** Begin DATASET EXTRACT **

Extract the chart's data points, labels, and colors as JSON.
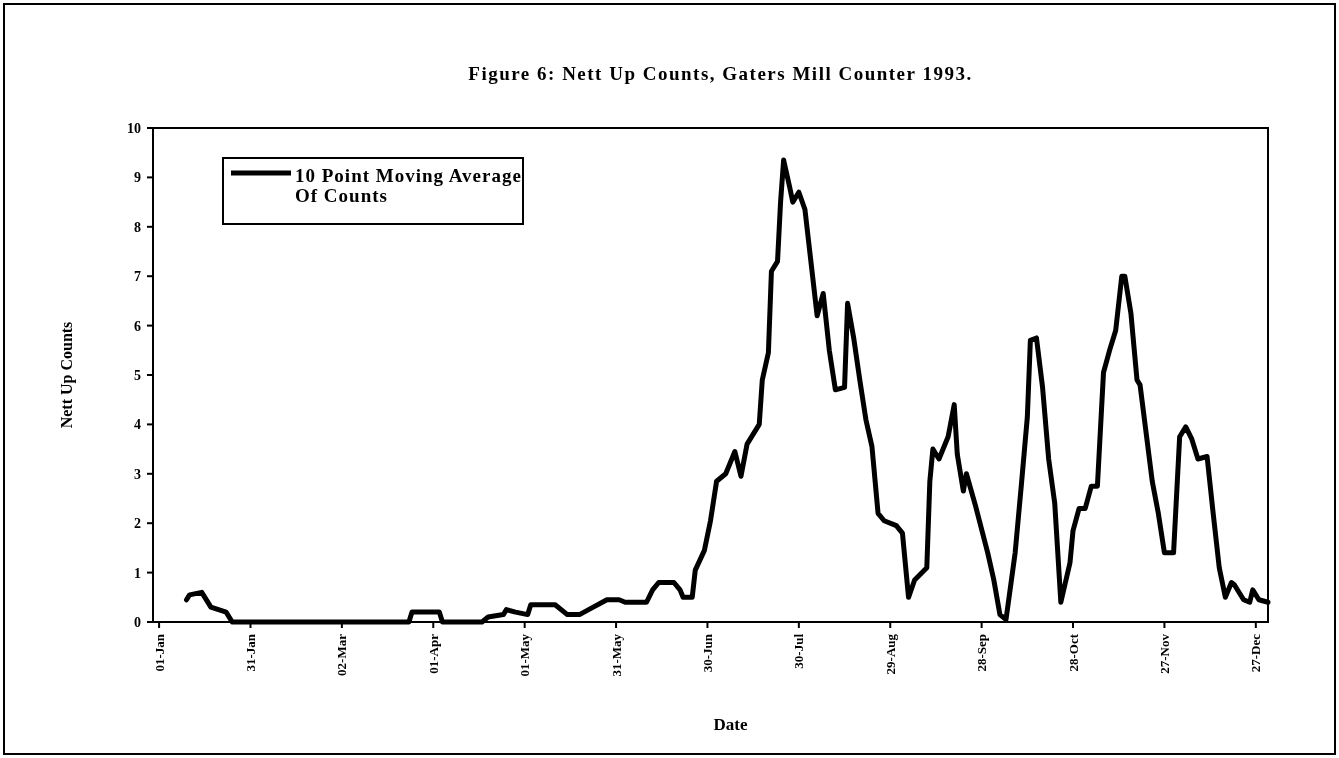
{
  "chart_data": {
    "type": "line",
    "title": "Figure 6: Nett Up Counts, Gaters Mill Counter 1993.",
    "xlabel": "Date",
    "ylabel": "Nett Up Counts",
    "xlim": [
      "1992-12-30",
      "1993-12-31"
    ],
    "xticks": [
      {
        "value": "1993-01-01",
        "label": "01-Jan"
      },
      {
        "value": "1993-01-31",
        "label": "31-Jan"
      },
      {
        "value": "1993-03-02",
        "label": "02-Mar"
      },
      {
        "value": "1993-04-01",
        "label": "01-Apr"
      },
      {
        "value": "1993-05-01",
        "label": "01-May"
      },
      {
        "value": "1993-05-31",
        "label": "31-May"
      },
      {
        "value": "1993-06-30",
        "label": "30-Jun"
      },
      {
        "value": "1993-07-30",
        "label": "30-Jul"
      },
      {
        "value": "1993-08-29",
        "label": "29-Aug"
      },
      {
        "value": "1993-09-28",
        "label": "28-Sep"
      },
      {
        "value": "1993-10-28",
        "label": "28-Oct"
      },
      {
        "value": "1993-11-27",
        "label": "27-Nov"
      },
      {
        "value": "1993-12-27",
        "label": "27-Dec"
      }
    ],
    "ylim": [
      0,
      10
    ],
    "yticks": [
      0,
      1,
      2,
      3,
      4,
      5,
      6,
      7,
      8,
      9,
      10
    ],
    "grid": false,
    "legend": "top left",
    "marker": "none",
    "line_style": "solid",
    "x": [
      "1993-01-10",
      "1993-01-11",
      "1993-01-15",
      "1993-01-18",
      "1993-01-23",
      "1993-01-25",
      "1993-03-24",
      "1993-03-25",
      "1993-04-03",
      "1993-04-04",
      "1993-04-17",
      "1993-04-19",
      "1993-04-24",
      "1993-04-25",
      "1993-04-28",
      "1993-05-02",
      "1993-05-03",
      "1993-05-11",
      "1993-05-15",
      "1993-05-19",
      "1993-05-22",
      "1993-05-28",
      "1993-06-01",
      "1993-06-03",
      "1993-06-10",
      "1993-06-12",
      "1993-06-14",
      "1993-06-19",
      "1993-06-21",
      "1993-06-22",
      "1993-06-25",
      "1993-06-26",
      "1993-06-29",
      "1993-07-01",
      "1993-07-03",
      "1993-07-06",
      "1993-07-09",
      "1993-07-11",
      "1993-07-13",
      "1993-07-17",
      "1993-07-18",
      "1993-07-20",
      "1993-07-21",
      "1993-07-23",
      "1993-07-24",
      "1993-07-25",
      "1993-07-27",
      "1993-07-28",
      "1993-07-30",
      "1993-08-01",
      "1993-08-05",
      "1993-08-07",
      "1993-08-09",
      "1993-08-11",
      "1993-08-14",
      "1993-08-15",
      "1993-08-17",
      "1993-08-19",
      "1993-08-21",
      "1993-08-23",
      "1993-08-25",
      "1993-08-27",
      "1993-08-31",
      "1993-09-02",
      "1993-09-04",
      "1993-09-06",
      "1993-09-10",
      "1993-09-11",
      "1993-09-12",
      "1993-09-14",
      "1993-09-17",
      "1993-09-19",
      "1993-09-20",
      "1993-09-22",
      "1993-09-23",
      "1993-09-26",
      "1993-09-30",
      "1993-10-02",
      "1993-10-04",
      "1993-10-06",
      "1993-10-09",
      "1993-10-11",
      "1993-10-13",
      "1993-10-14",
      "1993-10-16",
      "1993-10-18",
      "1993-10-20",
      "1993-10-22",
      "1993-10-24",
      "1993-10-27",
      "1993-10-28",
      "1993-10-30",
      "1993-11-01",
      "1993-11-03",
      "1993-11-05",
      "1993-11-07",
      "1993-11-09",
      "1993-11-11",
      "1993-11-13",
      "1993-11-14",
      "1993-11-16",
      "1993-11-18",
      "1993-11-19",
      "1993-11-23",
      "1993-11-25",
      "1993-11-27",
      "1993-11-30",
      "1993-12-02",
      "1993-12-04",
      "1993-12-06",
      "1993-12-08",
      "1993-12-11",
      "1993-12-13",
      "1993-12-15",
      "1993-12-17",
      "1993-12-19",
      "1993-12-20",
      "1993-12-23",
      "1993-12-25",
      "1993-12-26",
      "1993-12-28",
      "1993-12-31"
    ],
    "series": [
      {
        "name": "10 Point Moving Average Of Counts",
        "color": "#000000",
        "values": [
          0.45,
          0.55,
          0.6,
          0.3,
          0.2,
          0,
          0,
          0.2,
          0.2,
          0,
          0,
          0.1,
          0.15,
          0.25,
          0.2,
          0.15,
          0.35,
          0.35,
          0.15,
          0.15,
          0.25,
          0.45,
          0.45,
          0.4,
          0.4,
          0.65,
          0.8,
          0.8,
          0.65,
          0.5,
          0.5,
          1.05,
          1.45,
          2.05,
          2.85,
          3.0,
          3.45,
          2.95,
          3.6,
          4.0,
          4.9,
          5.45,
          7.1,
          7.3,
          8.5,
          9.35,
          8.8,
          8.5,
          8.7,
          8.35,
          6.2,
          6.65,
          5.5,
          4.7,
          4.75,
          6.45,
          5.75,
          4.9,
          4.1,
          3.55,
          2.2,
          2.05,
          1.95,
          1.8,
          0.5,
          0.85,
          1.1,
          2.85,
          3.5,
          3.3,
          3.75,
          4.4,
          3.4,
          2.65,
          3.0,
          2.35,
          1.4,
          0.85,
          0.15,
          0.05,
          1.4,
          2.75,
          4.15,
          5.7,
          5.75,
          4.75,
          3.3,
          2.4,
          0.4,
          1.2,
          1.85,
          2.3,
          2.3,
          2.75,
          2.75,
          5.05,
          5.5,
          5.9,
          7.0,
          7.0,
          6.25,
          4.9,
          4.8,
          2.85,
          2.2,
          1.4,
          1.4,
          3.75,
          3.95,
          3.7,
          3.3,
          3.35,
          2.2,
          1.1,
          0.5,
          0.8,
          0.75,
          0.45,
          0.4,
          0.65,
          0.45,
          0.4
        ]
      }
    ]
  }
}
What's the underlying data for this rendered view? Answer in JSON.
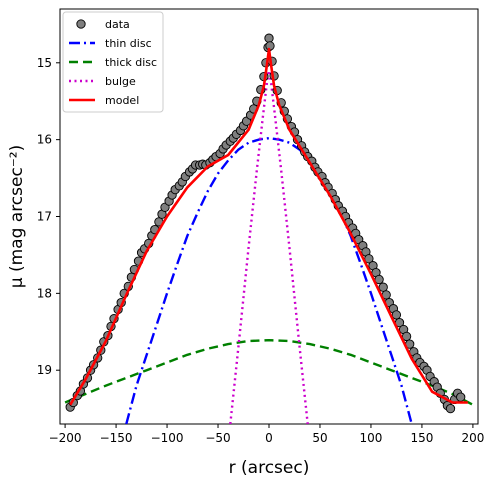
{
  "chart_data": {
    "type": "scatter",
    "xlabel": "r (arcsec)",
    "ylabel": "μ (mag arcsec⁻²)",
    "xlim": [
      -205,
      205
    ],
    "ylim": [
      19.7,
      14.3
    ],
    "y_inverted": true,
    "grid": false,
    "legend_position": "top-left",
    "x_ticks": [
      -200,
      -150,
      -100,
      -50,
      0,
      50,
      100,
      150,
      200
    ],
    "x_tick_labels": [
      "−200",
      "−150",
      "−100",
      "−50",
      "0",
      "50",
      "100",
      "150",
      "200"
    ],
    "y_ticks": [
      15,
      16,
      17,
      18,
      19
    ],
    "y_tick_labels": [
      "15",
      "16",
      "17",
      "18",
      "19"
    ],
    "series": [
      {
        "name": "data",
        "style": "markers",
        "color": "#7f7f7f",
        "edge_color": "#000000",
        "x": [
          -195,
          -192,
          -188,
          -185,
          -182,
          -178,
          -175,
          -172,
          -168,
          -165,
          -162,
          -158,
          -155,
          -152,
          -148,
          -145,
          -142,
          -138,
          -135,
          -132,
          -128,
          -125,
          -122,
          -118,
          -115,
          -112,
          -108,
          -105,
          -102,
          -98,
          -95,
          -92,
          -88,
          -85,
          -82,
          -78,
          -75,
          -72,
          -68,
          -65,
          -62,
          -58,
          -55,
          -52,
          -48,
          -45,
          -42,
          -38,
          -35,
          -32,
          -28,
          -25,
          -22,
          -18,
          -15,
          -12,
          -8,
          -5,
          -3,
          -1,
          0,
          1,
          3,
          5,
          8,
          12,
          15,
          18,
          22,
          25,
          28,
          32,
          35,
          38,
          42,
          45,
          48,
          52,
          55,
          58,
          62,
          65,
          68,
          72,
          75,
          78,
          82,
          85,
          88,
          92,
          95,
          98,
          102,
          105,
          108,
          112,
          115,
          118,
          122,
          125,
          128,
          132,
          135,
          138,
          142,
          145,
          148,
          152,
          155,
          158,
          162,
          165,
          168,
          172,
          175,
          178,
          182,
          185,
          188
        ],
        "y": [
          19.48,
          19.42,
          19.33,
          19.27,
          19.18,
          19.1,
          19.0,
          18.93,
          18.84,
          18.74,
          18.63,
          18.55,
          18.43,
          18.33,
          18.21,
          18.12,
          18.0,
          17.91,
          17.79,
          17.69,
          17.58,
          17.47,
          17.42,
          17.35,
          17.25,
          17.17,
          17.07,
          16.97,
          16.88,
          16.8,
          16.72,
          16.65,
          16.6,
          16.55,
          16.48,
          16.42,
          16.38,
          16.33,
          16.33,
          16.32,
          16.33,
          16.3,
          16.26,
          16.22,
          16.18,
          16.12,
          16.07,
          16.02,
          15.98,
          15.93,
          15.88,
          15.82,
          15.76,
          15.68,
          15.6,
          15.5,
          15.35,
          15.18,
          15.0,
          14.8,
          14.68,
          14.78,
          14.98,
          15.17,
          15.36,
          15.52,
          15.63,
          15.73,
          15.83,
          15.9,
          16.0,
          16.08,
          16.16,
          16.22,
          16.28,
          16.36,
          16.42,
          16.48,
          16.56,
          16.62,
          16.7,
          16.78,
          16.86,
          16.93,
          17.0,
          17.08,
          17.15,
          17.22,
          17.3,
          17.38,
          17.46,
          17.55,
          17.64,
          17.73,
          17.82,
          17.92,
          18.02,
          18.12,
          18.2,
          18.28,
          18.38,
          18.47,
          18.56,
          18.66,
          18.76,
          18.84,
          18.9,
          18.95,
          19.0,
          19.08,
          19.15,
          19.22,
          19.3,
          19.38,
          19.46,
          19.5,
          19.38,
          19.3,
          19.35
        ]
      },
      {
        "name": "thin disc",
        "style": "dashdot",
        "color": "#0000ff",
        "x": [
          -140,
          -130,
          -120,
          -110,
          -100,
          -90,
          -80,
          -70,
          -60,
          -50,
          -40,
          -30,
          -20,
          -10,
          0,
          10,
          20,
          30,
          40,
          50,
          60,
          70,
          80,
          90,
          100,
          110,
          120,
          130,
          140
        ],
        "y": [
          19.7,
          19.2,
          18.8,
          18.4,
          18.0,
          17.62,
          17.25,
          16.95,
          16.67,
          16.44,
          16.27,
          16.13,
          16.04,
          16.0,
          15.98,
          16.0,
          16.04,
          16.13,
          16.27,
          16.44,
          16.67,
          16.95,
          17.25,
          17.62,
          18.0,
          18.4,
          18.8,
          19.2,
          19.7
        ]
      },
      {
        "name": "thick disc",
        "style": "dashed",
        "color": "#008000",
        "x": [
          -200,
          -180,
          -160,
          -140,
          -120,
          -100,
          -80,
          -60,
          -40,
          -20,
          0,
          20,
          40,
          60,
          80,
          100,
          120,
          140,
          160,
          180,
          200
        ],
        "y": [
          19.42,
          19.31,
          19.2,
          19.1,
          19.0,
          18.9,
          18.8,
          18.72,
          18.66,
          18.62,
          18.61,
          18.62,
          18.66,
          18.72,
          18.8,
          18.9,
          19.0,
          19.1,
          19.2,
          19.31,
          19.45
        ]
      },
      {
        "name": "bulge",
        "style": "dotted",
        "color": "#cc00cc",
        "x": [
          -38,
          -30,
          -20,
          -12,
          -6,
          -2,
          0,
          2,
          6,
          12,
          20,
          30,
          38
        ],
        "y": [
          19.7,
          18.7,
          17.4,
          16.4,
          15.7,
          15.25,
          15.1,
          15.25,
          15.7,
          16.4,
          17.4,
          18.7,
          19.7
        ]
      },
      {
        "name": "model",
        "style": "solid",
        "color": "#ff0000",
        "x": [
          -195,
          -180,
          -160,
          -140,
          -120,
          -100,
          -80,
          -60,
          -40,
          -20,
          -10,
          -5,
          -2,
          0,
          2,
          5,
          10,
          20,
          40,
          60,
          80,
          100,
          120,
          140,
          160,
          180,
          195
        ],
        "y": [
          19.45,
          19.12,
          18.62,
          18.02,
          17.45,
          17.0,
          16.62,
          16.35,
          16.2,
          15.87,
          15.55,
          15.3,
          15.02,
          14.82,
          15.02,
          15.3,
          15.55,
          15.87,
          16.3,
          16.73,
          17.22,
          17.75,
          18.3,
          18.85,
          19.28,
          19.42,
          19.42
        ]
      }
    ]
  }
}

** End DATASET EXTRACT **

REQUEST
Pull out all lines in the data above that include "Nett".

WORKED ANSWER
    "title": "Figure 6: Nett Up Counts, Gaters Mill Counter 1993.",
    "ylabel": "Nett Up Counts",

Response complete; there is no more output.